TASK | Below is a listing to write out in full, exactly as given, without its pictures.

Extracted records
□ □ □ □ □

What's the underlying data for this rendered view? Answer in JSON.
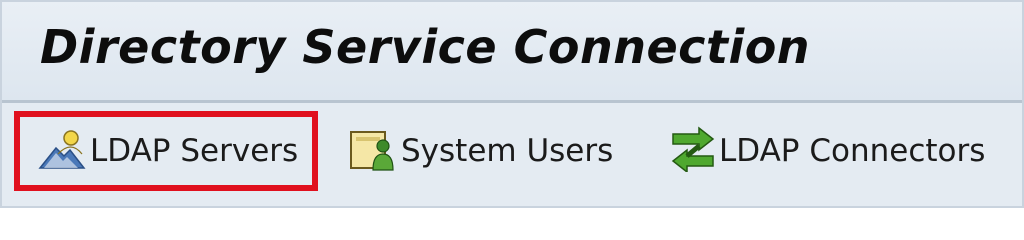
{
  "window": {
    "title": "Directory Service Connection"
  },
  "toolbar": {
    "items": [
      {
        "label": "LDAP Servers",
        "icon": "ldap-server-icon",
        "highlighted": true,
        "highlight_color": "#e0101e"
      },
      {
        "label": "System Users",
        "icon": "system-user-icon",
        "highlighted": false
      },
      {
        "label": "LDAP Connectors",
        "icon": "ldap-connector-icon",
        "highlighted": false
      }
    ]
  }
}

□ □ □ □ □

WORKED SOLUTION |
What's the underlying data for this rendered view? Answer in JSON.
{
  "window": {
    "title": "Directory Service Connection"
  },
  "toolbar": {
    "items": [
      {
        "label": "LDAP Servers",
        "icon": "ldap-server-icon",
        "highlighted": true,
        "highlight_color": "#e0101e"
      },
      {
        "label": "System Users",
        "icon": "system-user-icon",
        "highlighted": false
      },
      {
        "label": "LDAP Connectors",
        "icon": "ldap-connector-icon",
        "highlighted": false
      }
    ]
  }
}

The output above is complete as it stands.